*Saved entries*.
— start —
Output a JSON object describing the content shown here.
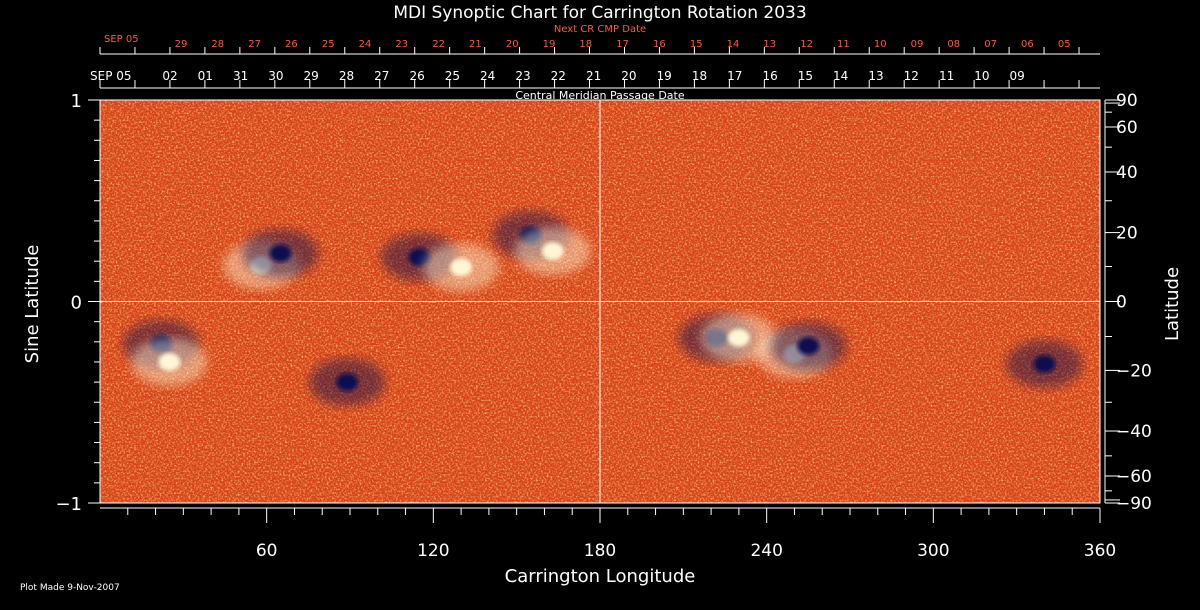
{
  "chart_data": {
    "type": "heatmap",
    "title": "MDI Synoptic Chart for Carrington Rotation 2033",
    "xlabel": "Carrington Longitude",
    "ylabel_left": "Sine Latitude",
    "ylabel_right": "Latitude",
    "xlim": [
      0,
      360
    ],
    "ylim": [
      -1,
      1
    ],
    "x_ticks": [
      60,
      120,
      180,
      240,
      300,
      360
    ],
    "y_ticks_left": [
      1,
      0,
      -1
    ],
    "y_tick_labels_left": [
      "1",
      "0",
      "−1"
    ],
    "y_ticks_right_deg": [
      90,
      60,
      40,
      20,
      0,
      -20,
      -40,
      -60,
      -90
    ],
    "y_tick_labels_right": [
      "90",
      "60",
      "40",
      "20",
      "0",
      "−20",
      "−40",
      "−60",
      "−90"
    ],
    "top_axis_label": "Central Meridian Passage Date",
    "top_axis_start_label": "SEP 05",
    "top_axis_dates": [
      "02",
      "01",
      "31",
      "30",
      "29",
      "28",
      "27",
      "26",
      "25",
      "24",
      "23",
      "22",
      "21",
      "20",
      "19",
      "18",
      "17",
      "16",
      "15",
      "14",
      "13",
      "12",
      "11",
      "10",
      "09"
    ],
    "next_axis_label": "Next CR CMP Date",
    "next_axis_start_label": "SEP 05",
    "next_axis_dates": [
      "29",
      "28",
      "27",
      "26",
      "25",
      "24",
      "23",
      "22",
      "21",
      "20",
      "19",
      "18",
      "17",
      "16",
      "15",
      "14",
      "13",
      "12",
      "11",
      "10",
      "09",
      "08",
      "07",
      "06",
      "05"
    ],
    "crosshair": {
      "longitude": 180,
      "sine_latitude": 0
    },
    "regions": [
      {
        "lon": 58,
        "sinlat": 0.18,
        "polarity": "positive"
      },
      {
        "lon": 65,
        "sinlat": 0.24,
        "polarity": "negative"
      },
      {
        "lon": 115,
        "sinlat": 0.22,
        "polarity": "negative"
      },
      {
        "lon": 130,
        "sinlat": 0.17,
        "polarity": "positive"
      },
      {
        "lon": 155,
        "sinlat": 0.33,
        "polarity": "negative"
      },
      {
        "lon": 163,
        "sinlat": 0.25,
        "polarity": "positive"
      },
      {
        "lon": 22,
        "sinlat": -0.21,
        "polarity": "negative"
      },
      {
        "lon": 25,
        "sinlat": -0.3,
        "polarity": "positive"
      },
      {
        "lon": 89,
        "sinlat": -0.4,
        "polarity": "negative"
      },
      {
        "lon": 222,
        "sinlat": -0.18,
        "polarity": "negative"
      },
      {
        "lon": 230,
        "sinlat": -0.18,
        "polarity": "positive"
      },
      {
        "lon": 250,
        "sinlat": -0.26,
        "polarity": "positive"
      },
      {
        "lon": 255,
        "sinlat": -0.22,
        "polarity": "negative"
      },
      {
        "lon": 340,
        "sinlat": -0.31,
        "polarity": "negative"
      }
    ],
    "colors": {
      "background": "#000000",
      "field_base": "#e0481b",
      "positive": "#fff6d6",
      "negative": "#0a1050",
      "axis": "#ffffff",
      "next_axis_text": "#ff5a3c"
    }
  },
  "footer": {
    "plot_made": "Plot Made  9-Nov-2007"
  }
}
— end —
*What the task asks*. Print the records above exactly as they stand, but leave out the pictures.

*Exercise answer*.
Output a JSON object describing the content shown here.
{
  "chart_data": {
    "type": "heatmap",
    "title": "MDI Synoptic Chart for Carrington Rotation 2033",
    "xlabel": "Carrington Longitude",
    "ylabel_left": "Sine Latitude",
    "ylabel_right": "Latitude",
    "xlim": [
      0,
      360
    ],
    "ylim": [
      -1,
      1
    ],
    "x_ticks": [
      60,
      120,
      180,
      240,
      300,
      360
    ],
    "y_ticks_left": [
      1,
      0,
      -1
    ],
    "y_tick_labels_left": [
      "1",
      "0",
      "−1"
    ],
    "y_ticks_right_deg": [
      90,
      60,
      40,
      20,
      0,
      -20,
      -40,
      -60,
      -90
    ],
    "y_tick_labels_right": [
      "90",
      "60",
      "40",
      "20",
      "0",
      "−20",
      "−40",
      "−60",
      "−90"
    ],
    "top_axis_label": "Central Meridian Passage Date",
    "top_axis_start_label": "SEP 05",
    "top_axis_dates": [
      "02",
      "01",
      "31",
      "30",
      "29",
      "28",
      "27",
      "26",
      "25",
      "24",
      "23",
      "22",
      "21",
      "20",
      "19",
      "18",
      "17",
      "16",
      "15",
      "14",
      "13",
      "12",
      "11",
      "10",
      "09"
    ],
    "next_axis_label": "Next CR CMP Date",
    "next_axis_start_label": "SEP 05",
    "next_axis_dates": [
      "29",
      "28",
      "27",
      "26",
      "25",
      "24",
      "23",
      "22",
      "21",
      "20",
      "19",
      "18",
      "17",
      "16",
      "15",
      "14",
      "13",
      "12",
      "11",
      "10",
      "09",
      "08",
      "07",
      "06",
      "05"
    ],
    "crosshair": {
      "longitude": 180,
      "sine_latitude": 0
    },
    "regions": [
      {
        "lon": 58,
        "sinlat": 0.18,
        "polarity": "positive"
      },
      {
        "lon": 65,
        "sinlat": 0.24,
        "polarity": "negative"
      },
      {
        "lon": 115,
        "sinlat": 0.22,
        "polarity": "negative"
      },
      {
        "lon": 130,
        "sinlat": 0.17,
        "polarity": "positive"
      },
      {
        "lon": 155,
        "sinlat": 0.33,
        "polarity": "negative"
      },
      {
        "lon": 163,
        "sinlat": 0.25,
        "polarity": "positive"
      },
      {
        "lon": 22,
        "sinlat": -0.21,
        "polarity": "negative"
      },
      {
        "lon": 25,
        "sinlat": -0.3,
        "polarity": "positive"
      },
      {
        "lon": 89,
        "sinlat": -0.4,
        "polarity": "negative"
      },
      {
        "lon": 222,
        "sinlat": -0.18,
        "polarity": "negative"
      },
      {
        "lon": 230,
        "sinlat": -0.18,
        "polarity": "positive"
      },
      {
        "lon": 250,
        "sinlat": -0.26,
        "polarity": "positive"
      },
      {
        "lon": 255,
        "sinlat": -0.22,
        "polarity": "negative"
      },
      {
        "lon": 340,
        "sinlat": -0.31,
        "polarity": "negative"
      }
    ],
    "colors": {
      "background": "#000000",
      "field_base": "#e0481b",
      "positive": "#fff6d6",
      "negative": "#0a1050",
      "axis": "#ffffff",
      "next_axis_text": "#ff5a3c"
    }
  },
  "footer": {
    "plot_made": "Plot Made  9-Nov-2007"
  }
}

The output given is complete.